#### What needs to be done
Output the lines of every item below as a JSON list of strings, one string per line, with blank lines omitted. Leave the pictures out of the list.

[Items from a collection]
--- --- ---
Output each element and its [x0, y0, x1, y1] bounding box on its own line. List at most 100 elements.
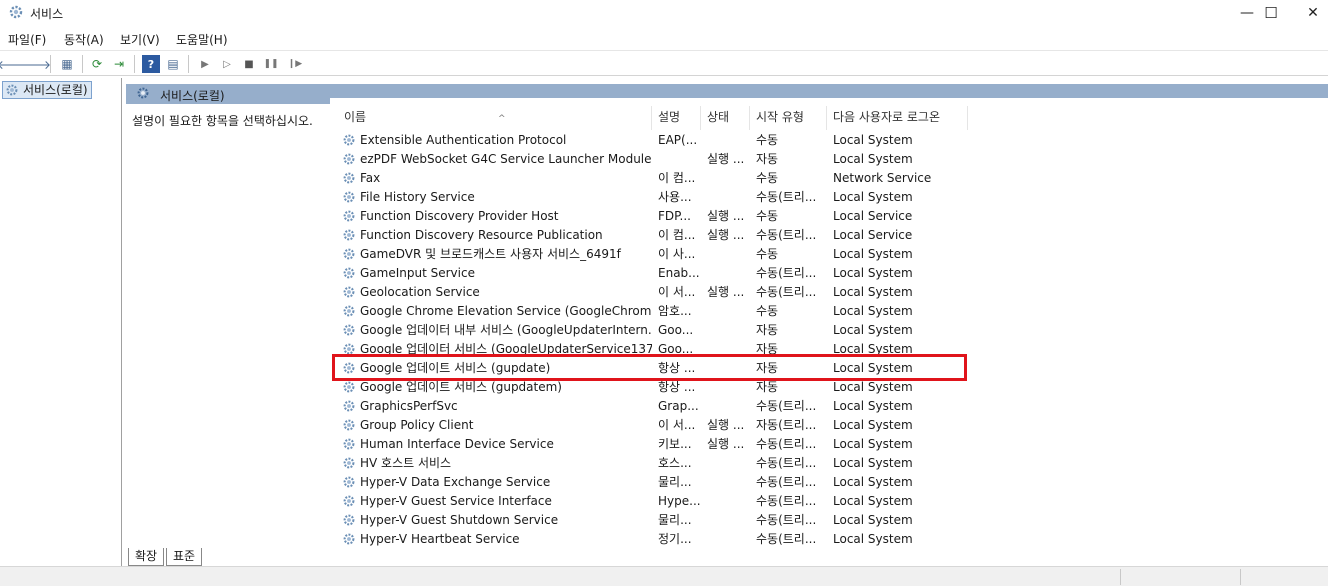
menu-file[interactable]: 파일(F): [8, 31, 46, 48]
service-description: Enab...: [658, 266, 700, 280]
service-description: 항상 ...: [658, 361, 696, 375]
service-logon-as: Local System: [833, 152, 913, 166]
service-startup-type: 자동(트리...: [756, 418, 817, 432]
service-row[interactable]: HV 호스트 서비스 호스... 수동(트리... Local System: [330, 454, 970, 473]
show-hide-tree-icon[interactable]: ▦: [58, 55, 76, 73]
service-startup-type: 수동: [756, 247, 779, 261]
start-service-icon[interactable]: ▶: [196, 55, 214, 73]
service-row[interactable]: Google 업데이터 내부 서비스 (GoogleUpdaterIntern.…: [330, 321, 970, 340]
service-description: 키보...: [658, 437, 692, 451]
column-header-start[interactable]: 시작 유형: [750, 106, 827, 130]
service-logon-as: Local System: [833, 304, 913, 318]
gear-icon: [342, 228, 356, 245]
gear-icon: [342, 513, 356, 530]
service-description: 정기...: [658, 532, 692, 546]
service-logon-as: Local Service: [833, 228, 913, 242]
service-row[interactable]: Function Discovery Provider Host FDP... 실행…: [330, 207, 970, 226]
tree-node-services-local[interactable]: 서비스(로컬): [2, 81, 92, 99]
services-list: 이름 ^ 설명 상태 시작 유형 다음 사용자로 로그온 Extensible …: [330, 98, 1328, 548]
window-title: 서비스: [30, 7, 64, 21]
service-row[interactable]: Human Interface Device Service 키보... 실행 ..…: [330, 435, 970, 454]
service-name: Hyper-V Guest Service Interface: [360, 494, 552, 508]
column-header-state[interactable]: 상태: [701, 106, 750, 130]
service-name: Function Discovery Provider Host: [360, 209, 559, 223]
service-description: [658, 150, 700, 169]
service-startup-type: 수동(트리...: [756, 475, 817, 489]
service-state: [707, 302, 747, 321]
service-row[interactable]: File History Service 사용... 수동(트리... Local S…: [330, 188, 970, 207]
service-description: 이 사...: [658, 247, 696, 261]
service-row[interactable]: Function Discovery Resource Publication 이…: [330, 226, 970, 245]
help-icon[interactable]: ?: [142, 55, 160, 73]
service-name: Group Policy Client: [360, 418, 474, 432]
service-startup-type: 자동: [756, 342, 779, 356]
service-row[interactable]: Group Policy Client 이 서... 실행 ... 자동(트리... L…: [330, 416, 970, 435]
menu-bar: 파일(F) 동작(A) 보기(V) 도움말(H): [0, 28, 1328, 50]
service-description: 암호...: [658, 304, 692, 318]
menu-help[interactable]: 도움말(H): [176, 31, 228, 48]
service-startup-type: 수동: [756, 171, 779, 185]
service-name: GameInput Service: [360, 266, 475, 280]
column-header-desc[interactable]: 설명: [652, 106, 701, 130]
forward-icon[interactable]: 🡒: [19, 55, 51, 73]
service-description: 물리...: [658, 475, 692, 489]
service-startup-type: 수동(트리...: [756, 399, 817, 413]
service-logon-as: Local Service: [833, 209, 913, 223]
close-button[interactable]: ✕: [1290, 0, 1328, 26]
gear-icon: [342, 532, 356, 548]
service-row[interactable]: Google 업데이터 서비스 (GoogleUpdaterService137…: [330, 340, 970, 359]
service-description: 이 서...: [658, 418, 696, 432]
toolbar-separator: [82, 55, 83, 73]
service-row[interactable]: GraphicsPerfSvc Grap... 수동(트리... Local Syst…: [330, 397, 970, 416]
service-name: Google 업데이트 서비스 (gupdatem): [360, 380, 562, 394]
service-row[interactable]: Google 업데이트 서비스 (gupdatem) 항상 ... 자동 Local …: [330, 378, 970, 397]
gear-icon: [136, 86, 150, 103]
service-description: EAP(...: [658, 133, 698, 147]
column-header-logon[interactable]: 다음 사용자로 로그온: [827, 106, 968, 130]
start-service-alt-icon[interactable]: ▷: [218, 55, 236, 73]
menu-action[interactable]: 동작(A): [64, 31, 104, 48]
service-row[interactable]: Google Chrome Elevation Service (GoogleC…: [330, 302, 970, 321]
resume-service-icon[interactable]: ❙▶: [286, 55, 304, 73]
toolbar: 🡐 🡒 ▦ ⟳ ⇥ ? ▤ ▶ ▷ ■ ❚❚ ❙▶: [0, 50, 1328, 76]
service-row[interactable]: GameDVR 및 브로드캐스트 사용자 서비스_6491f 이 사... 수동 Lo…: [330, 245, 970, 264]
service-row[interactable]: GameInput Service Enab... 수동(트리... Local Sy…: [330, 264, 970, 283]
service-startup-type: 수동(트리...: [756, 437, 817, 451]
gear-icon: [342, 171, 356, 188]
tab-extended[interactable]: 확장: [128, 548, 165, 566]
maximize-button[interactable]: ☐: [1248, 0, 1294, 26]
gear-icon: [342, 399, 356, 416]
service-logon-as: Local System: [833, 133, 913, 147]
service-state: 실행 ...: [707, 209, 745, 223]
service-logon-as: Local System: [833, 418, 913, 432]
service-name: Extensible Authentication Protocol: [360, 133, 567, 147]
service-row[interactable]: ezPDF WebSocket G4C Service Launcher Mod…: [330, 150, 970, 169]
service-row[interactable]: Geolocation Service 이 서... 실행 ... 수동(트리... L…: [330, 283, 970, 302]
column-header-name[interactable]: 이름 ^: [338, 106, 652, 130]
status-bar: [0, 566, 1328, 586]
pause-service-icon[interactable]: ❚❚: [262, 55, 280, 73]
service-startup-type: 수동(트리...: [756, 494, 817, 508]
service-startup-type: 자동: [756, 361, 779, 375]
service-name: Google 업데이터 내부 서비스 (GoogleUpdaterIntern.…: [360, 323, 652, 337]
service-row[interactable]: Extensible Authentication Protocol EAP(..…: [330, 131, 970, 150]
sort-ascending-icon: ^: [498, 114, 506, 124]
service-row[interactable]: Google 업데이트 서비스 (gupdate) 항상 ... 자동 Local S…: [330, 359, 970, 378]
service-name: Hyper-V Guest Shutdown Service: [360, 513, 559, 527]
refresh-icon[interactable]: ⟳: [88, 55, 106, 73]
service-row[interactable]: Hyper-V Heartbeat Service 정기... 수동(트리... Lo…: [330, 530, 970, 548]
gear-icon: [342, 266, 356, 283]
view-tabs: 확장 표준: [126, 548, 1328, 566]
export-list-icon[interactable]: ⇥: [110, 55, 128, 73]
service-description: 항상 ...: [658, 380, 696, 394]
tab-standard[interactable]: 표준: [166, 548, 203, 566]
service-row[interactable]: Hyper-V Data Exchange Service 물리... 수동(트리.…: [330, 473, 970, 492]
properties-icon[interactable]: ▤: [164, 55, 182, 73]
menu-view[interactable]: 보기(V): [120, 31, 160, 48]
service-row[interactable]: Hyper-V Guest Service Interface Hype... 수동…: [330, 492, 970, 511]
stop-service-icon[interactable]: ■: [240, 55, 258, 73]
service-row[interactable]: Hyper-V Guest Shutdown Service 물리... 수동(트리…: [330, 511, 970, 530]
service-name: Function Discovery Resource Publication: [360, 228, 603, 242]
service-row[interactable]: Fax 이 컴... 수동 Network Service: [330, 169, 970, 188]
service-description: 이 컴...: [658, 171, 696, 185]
--- --- ---
#### Solution to this exercise
[
  "Output each element and its [x0, y0, x1, y1] bounding box on its own line. List at most 100 elements.",
  "menu-file[interactable]: 파일(F): [8, 31, 46, 48]",
  "service-description: Enab...: [658, 266, 700, 280]",
  "service-description: 항상 ...: [658, 361, 696, 375]",
  "service-logon-as: Local System: [833, 152, 913, 166]",
  "service-startup-type: 자동(트리...: [756, 418, 817, 432]",
  "service-row[interactable]: HV 호스트 서비스 호스... 수동(트리... Local System: [330, 454, 970, 473]",
  "show-hide-tree-icon[interactable]: ▦: [58, 55, 76, 73]",
  "service-startup-type: 수동: [756, 247, 779, 261]",
  "start-service-icon[interactable]: ▶: [196, 55, 214, 73]",
  "service-row[interactable]: Google 업데이터 내부 서비스 (GoogleUpdaterIntern.…: [330, 321, 970, 340]",
  "service-description: 키보...: [658, 437, 692, 451]",
  "column-header-start[interactable]: 시작 유형: [750, 106, 827, 130]",
  "service-logon-as: Local System: [833, 304, 913, 318]",
  "gear-icon: [342, 228, 356, 245]",
  "gear-icon: [342, 513, 356, 530]",
  "service-description: 정기...: [658, 532, 692, 546]",
  "service-logon-as: Local Service: [833, 228, 913, 242]",
  "service-row[interactable]: Function Discovery Provider Host FDP... 실행…: [330, 207, 970, 226]",
  "tree-node-services-local[interactable]: 서비스(로컬): [2, 81, 92, 99]",
  "services-list: 이름 ^ 설명 상태 시작 유형 다음 사용자로 로그온 Extensible …: [330, 98, 1328, 548]",
  "window-title: 서비스: [30, 7, 64, 21]",
  "service-row[interactable]: Human Interface Device Service 키보... 실행 ..…: [330, 435, 970, 454]",
  "service-name: Hyper-V Guest Service Interface: [360, 494, 552, 508]",
  "column-header-state[interactable]: 상태: [701, 106, 750, 130]",
  "service-name: Function Discovery Provider Host: [360, 209, 559, 223]",
  "service-description: [658, 150, 700, 169]",
  "service-startup-type: 수동(트리...: [756, 475, 817, 489]",
  "service-state: [707, 302, 747, 321]",
  "service-row[interactable]: File History Service 사용... 수동(트리... Local S…: [330, 188, 970, 207]",
  "service-description: 이 사...: [658, 247, 696, 261]",
  "service-row[interactable]: Function Discovery Resource Publication 이…: [330, 226, 970, 245]",
  "help-icon[interactable]: ?: [142, 55, 160, 73]",
  "service-name: Group Policy Client: [360, 418, 474, 432]",
  "service-startup-type: 자동: [756, 342, 779, 356]",
  "service-row[interactable]: Group Policy Client 이 서... 실행 ... 자동(트리... L…: [330, 416, 970, 435]",
  "menu-bar: 파일(F) 동작(A) 보기(V) 도움말(H): [0, 28, 1328, 50]",
  "service-description: 암호...: [658, 304, 692, 318]",
  "menu-help[interactable]: 도움말(H): [176, 31, 228, 48]",
  "service-startup-type: 수동: [756, 171, 779, 185]",
  "service-name: GameInput Service: [360, 266, 475, 280]",
  "column-header-desc[interactable]: 설명: [652, 106, 701, 130]",
  "forward-icon[interactable]: 🡒: [19, 55, 51, 73]",
  "service-description: 물리...: [658, 475, 692, 489]",
  "service-startup-type: 수동(트리...: [756, 399, 817, 413]",
  "service-logon-as: Local Service: [833, 209, 913, 223]",
  "close-button[interactable]: ✕: [1290, 0, 1328, 26]",
  "gear-icon: [342, 532, 356, 548]",
  "service-row[interactable]: Google 업데이터 서비스 (GoogleUpdaterService137…: [330, 340, 970, 359]",
  "service-description: 이 서...: [658, 418, 696, 432]",
  "toolbar-separator: [82, 55, 83, 73]",
  "service-row[interactable]: GraphicsPerfSvc Grap... 수동(트리... Local Syst…: [330, 397, 970, 416]",
  "service-name: Google 업데이트 서비스 (gupdatem): [360, 380, 562, 394]",
  "service-row[interactable]: Google 업데이트 서비스 (gupdatem) 항상 ... 자동 Local …: [330, 378, 970, 397]",
  "gear-icon: [136, 86, 150, 103]",
  "service-description: EAP(...: [658, 133, 698, 147]",
  "column-header-logon[interactable]: 다음 사용자로 로그온: [827, 106, 968, 130]",
  "start-service-alt-icon[interactable]: ▷: [218, 55, 236, 73]",
  "menu-action[interactable]: 동작(A): [64, 31, 104, 48]",
  "service-row[interactable]: Google Chrome Elevation Service (GoogleC…: [330, 302, 970, 321]",
  "resume-service-icon[interactable]: ❙▶: [286, 55, 304, 73]",
  "toolbar: 🡐 🡒 ▦ ⟳ ⇥ ? ▤ ▶ ▷ ■ ❚❚ ❙▶: [0, 50, 1328, 76]",
  "service-row[interactable]: GameDVR 및 브로드캐스트 사용자 서비스_6491f 이 사... 수동 Lo…: [330, 245, 970, 264]",
  "service-row[interactable]: GameInput Service Enab... 수동(트리... Local Sy…: [330, 264, 970, 283]",
  "service-startup-type: 수동(트리...: [756, 437, 817, 451]",
  "gear-icon: [342, 171, 356, 188]",
  "tab-extended[interactable]: 확장: [128, 548, 165, 566]",
  "maximize-button[interactable]: ☐: [1248, 0, 1294, 26]",
  "gear-icon: [342, 399, 356, 416]",
  "service-logon-as: Local System: [833, 133, 913, 147]",
  "service-state: 실행 ...: [707, 209, 745, 223]",
  "service-logon-as: Local System: [833, 418, 913, 432]",
  "service-name: Extensible Authentication Protocol: [360, 133, 567, 147]",
  "service-row[interactable]: ezPDF WebSocket G4C Service Launcher Mod…: [330, 150, 970, 169]",
  "service-row[interactable]: Geolocation Service 이 서... 실행 ... 수동(트리... L…: [330, 283, 970, 302]",
  "column-header-name[interactable]: 이름 ^: [338, 106, 652, 130]",
  "status-bar: [0, 566, 1328, 586]",
  "pause-service-icon[interactable]: ❚❚: [262, 55, 280, 73]",
  "service-startup-type: 수동(트리...: [756, 494, 817, 508]",
  "service-startup-type: 자동: [756, 361, 779, 375]",
  "service-name: Google 업데이터 내부 서비스 (GoogleUpdaterIntern.…: [360, 323, 652, 337]",
  "service-row[interactable]: Extensible Authentication Protocol EAP(..…: [330, 131, 970, 150]",
  "sort-ascending-icon: ^: [498, 114, 506, 124]",
  "service-row[interactable]: Google 업데이트 서비스 (gupdate) 항상 ... 자동 Local S…: [330, 359, 970, 378]",
  "service-name: Hyper-V Guest Shutdown Service: [360, 513, 559, 527]",
  "refresh-icon[interactable]: ⟳: [88, 55, 106, 73]",
  "service-row[interactable]: Hyper-V Heartbeat Service 정기... 수동(트리... Lo…: [330, 530, 970, 548]",
  "gear-icon: [342, 266, 356, 283]",
  "view-tabs: 확장 표준: [126, 548, 1328, 566]",
  "export-list-icon[interactable]: ⇥: [110, 55, 128, 73]",
  "service-description: 항상 ...: [658, 380, 696, 394]",
  "tab-standard[interactable]: 표준: [166, 548, 203, 566]",
  "service-row[interactable]: Hyper-V Data Exchange Service 물리... 수동(트리.…: [330, 473, 970, 492]",
  "properties-icon[interactable]: ▤: [164, 55, 182, 73]",
  "menu-view[interactable]: 보기(V): [120, 31, 160, 48]",
  "service-row[interactable]: Hyper-V Guest Service Interface Hype... 수동…: [330, 492, 970, 511]",
  "stop-service-icon[interactable]: ■: [240, 55, 258, 73]",
  "service-row[interactable]: Hyper-V Guest Shutdown Service 물리... 수동(트리…: [330, 511, 970, 530]",
  "service-name: Function Discovery Resource Publication: [360, 228, 603, 242]",
  "service-row[interactable]: Fax 이 컴... 수동 Network Service: [330, 169, 970, 188]",
  "service-description: 이 컴...: [658, 171, 696, 185]"
]